▶ [Exercise description]: Look below and pull out each line with the word "checked".

▶ [Data supplied]:

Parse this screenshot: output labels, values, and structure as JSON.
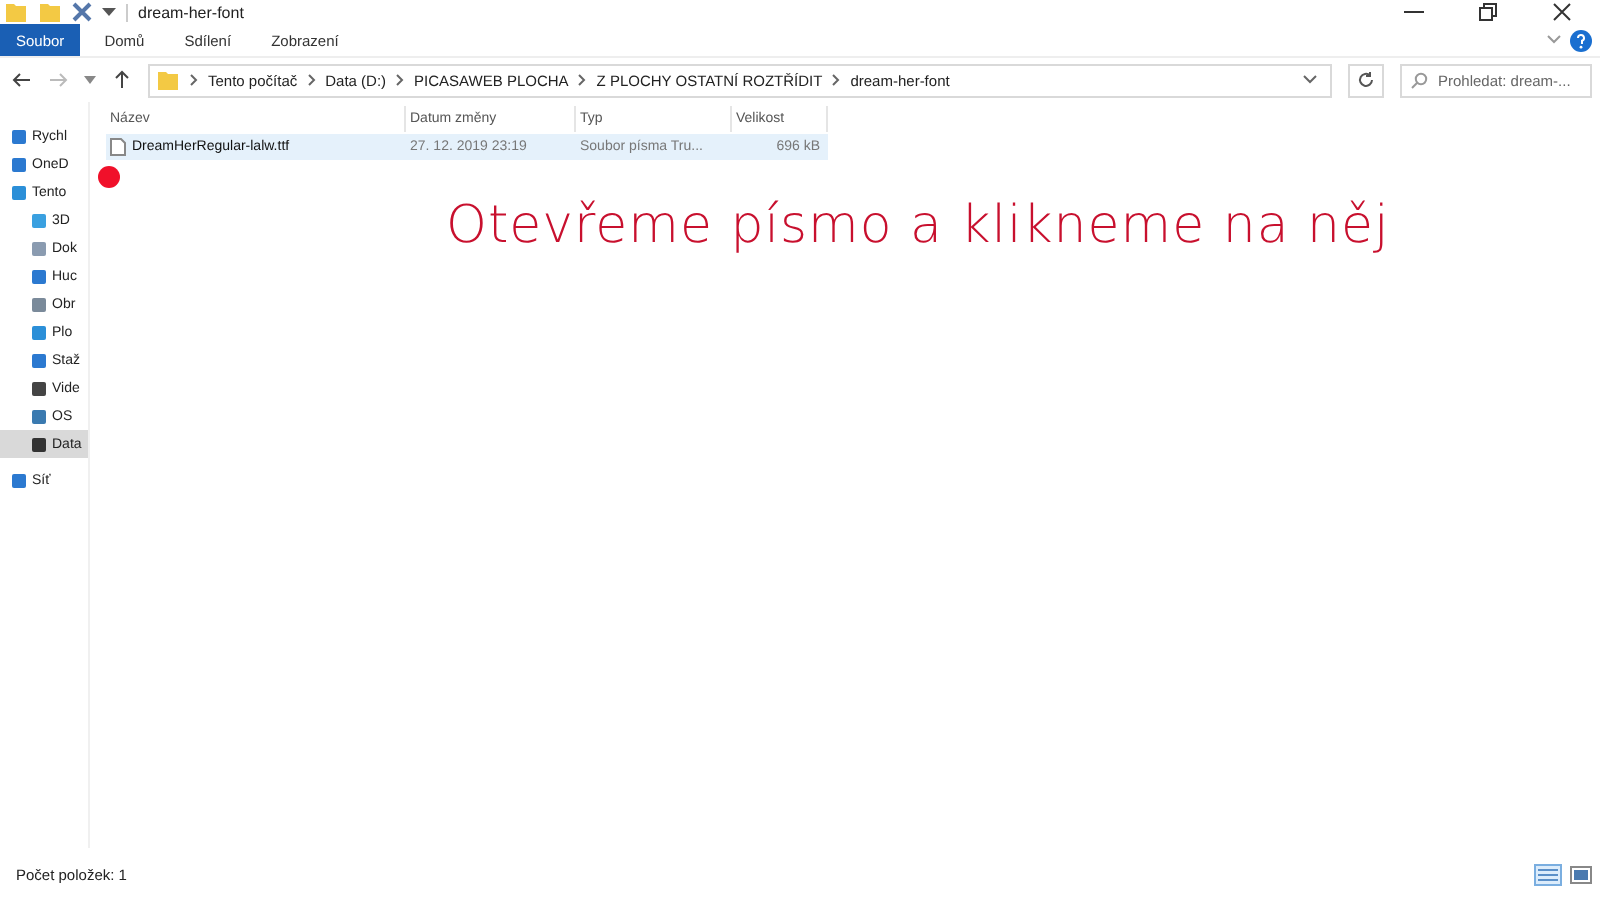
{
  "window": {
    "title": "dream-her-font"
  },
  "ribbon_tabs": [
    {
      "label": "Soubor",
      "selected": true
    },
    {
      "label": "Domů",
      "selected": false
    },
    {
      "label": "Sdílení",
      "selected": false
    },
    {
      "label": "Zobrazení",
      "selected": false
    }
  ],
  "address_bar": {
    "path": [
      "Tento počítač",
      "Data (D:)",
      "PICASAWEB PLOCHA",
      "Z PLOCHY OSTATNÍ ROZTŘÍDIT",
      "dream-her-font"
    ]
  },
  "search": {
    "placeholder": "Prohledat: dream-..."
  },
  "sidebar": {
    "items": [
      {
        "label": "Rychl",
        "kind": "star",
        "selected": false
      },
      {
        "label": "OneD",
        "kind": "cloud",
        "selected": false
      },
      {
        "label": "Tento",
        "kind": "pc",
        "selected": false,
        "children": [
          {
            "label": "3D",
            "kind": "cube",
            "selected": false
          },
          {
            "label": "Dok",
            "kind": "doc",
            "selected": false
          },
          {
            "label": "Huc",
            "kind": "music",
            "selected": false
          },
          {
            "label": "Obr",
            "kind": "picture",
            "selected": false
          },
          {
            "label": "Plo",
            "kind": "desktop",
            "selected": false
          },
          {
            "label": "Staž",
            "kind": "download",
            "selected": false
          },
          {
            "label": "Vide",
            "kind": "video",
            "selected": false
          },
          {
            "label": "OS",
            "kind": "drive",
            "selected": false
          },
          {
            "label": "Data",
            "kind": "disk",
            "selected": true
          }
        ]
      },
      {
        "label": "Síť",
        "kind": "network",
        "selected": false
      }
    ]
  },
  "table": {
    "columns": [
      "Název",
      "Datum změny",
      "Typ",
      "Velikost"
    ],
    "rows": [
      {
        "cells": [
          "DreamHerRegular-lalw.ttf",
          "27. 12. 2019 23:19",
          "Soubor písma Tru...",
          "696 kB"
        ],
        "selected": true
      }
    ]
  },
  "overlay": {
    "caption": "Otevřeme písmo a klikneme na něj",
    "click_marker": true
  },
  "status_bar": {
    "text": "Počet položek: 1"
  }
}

==

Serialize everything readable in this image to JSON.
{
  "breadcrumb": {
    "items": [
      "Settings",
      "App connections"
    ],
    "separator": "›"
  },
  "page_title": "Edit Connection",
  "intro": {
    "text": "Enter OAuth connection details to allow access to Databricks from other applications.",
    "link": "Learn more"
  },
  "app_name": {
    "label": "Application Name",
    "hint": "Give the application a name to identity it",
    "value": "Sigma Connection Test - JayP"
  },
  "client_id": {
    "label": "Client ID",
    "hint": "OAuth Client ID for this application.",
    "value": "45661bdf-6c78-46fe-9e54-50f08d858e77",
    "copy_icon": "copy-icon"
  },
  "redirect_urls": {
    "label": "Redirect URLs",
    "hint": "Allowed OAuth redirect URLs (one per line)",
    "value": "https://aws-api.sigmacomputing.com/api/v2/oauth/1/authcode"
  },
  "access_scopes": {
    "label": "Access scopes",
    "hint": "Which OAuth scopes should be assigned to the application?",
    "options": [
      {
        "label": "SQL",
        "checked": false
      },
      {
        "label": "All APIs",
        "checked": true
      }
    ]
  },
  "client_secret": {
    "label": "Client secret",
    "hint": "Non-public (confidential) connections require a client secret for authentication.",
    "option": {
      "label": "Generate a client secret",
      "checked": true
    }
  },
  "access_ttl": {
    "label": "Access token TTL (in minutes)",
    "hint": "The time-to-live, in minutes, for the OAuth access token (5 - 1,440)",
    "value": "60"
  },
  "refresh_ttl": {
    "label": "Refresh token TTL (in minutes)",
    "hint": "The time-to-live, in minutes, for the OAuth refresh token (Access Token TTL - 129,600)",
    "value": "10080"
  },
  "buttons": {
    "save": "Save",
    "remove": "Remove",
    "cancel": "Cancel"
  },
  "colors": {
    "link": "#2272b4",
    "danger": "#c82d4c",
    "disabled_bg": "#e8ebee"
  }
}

▶ [Right answer]:
        "checked": false
        "checked": true
      "checked": true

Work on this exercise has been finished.